**Directive:** Answer with one number only: the number of lines that contain "this".

• • • •

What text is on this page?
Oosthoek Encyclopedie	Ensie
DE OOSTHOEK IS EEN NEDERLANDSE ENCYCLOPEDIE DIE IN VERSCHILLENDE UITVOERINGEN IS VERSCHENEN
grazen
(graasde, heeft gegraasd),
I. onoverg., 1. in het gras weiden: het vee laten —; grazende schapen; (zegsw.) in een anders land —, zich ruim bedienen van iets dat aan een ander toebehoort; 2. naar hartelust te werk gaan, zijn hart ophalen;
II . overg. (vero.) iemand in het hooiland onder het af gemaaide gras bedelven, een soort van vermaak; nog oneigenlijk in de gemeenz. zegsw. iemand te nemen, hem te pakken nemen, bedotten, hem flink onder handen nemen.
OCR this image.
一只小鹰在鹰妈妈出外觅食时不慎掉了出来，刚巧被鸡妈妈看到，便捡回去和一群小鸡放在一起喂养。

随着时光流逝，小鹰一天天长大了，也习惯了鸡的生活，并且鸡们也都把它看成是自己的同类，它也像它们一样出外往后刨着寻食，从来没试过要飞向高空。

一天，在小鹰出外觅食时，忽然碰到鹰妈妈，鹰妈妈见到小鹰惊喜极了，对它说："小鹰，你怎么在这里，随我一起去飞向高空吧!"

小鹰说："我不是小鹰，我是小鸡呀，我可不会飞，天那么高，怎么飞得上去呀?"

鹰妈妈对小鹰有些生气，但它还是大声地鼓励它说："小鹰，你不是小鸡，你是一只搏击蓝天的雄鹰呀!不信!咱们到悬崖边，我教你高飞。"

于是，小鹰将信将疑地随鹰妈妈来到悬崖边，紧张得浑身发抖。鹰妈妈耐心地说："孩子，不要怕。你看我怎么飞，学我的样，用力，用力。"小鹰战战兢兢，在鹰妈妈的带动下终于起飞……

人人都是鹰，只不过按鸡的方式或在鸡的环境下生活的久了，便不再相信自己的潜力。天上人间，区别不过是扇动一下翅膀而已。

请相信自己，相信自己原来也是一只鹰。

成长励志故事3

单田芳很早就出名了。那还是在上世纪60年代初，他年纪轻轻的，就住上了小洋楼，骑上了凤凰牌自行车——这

• • • •

**The response:** 2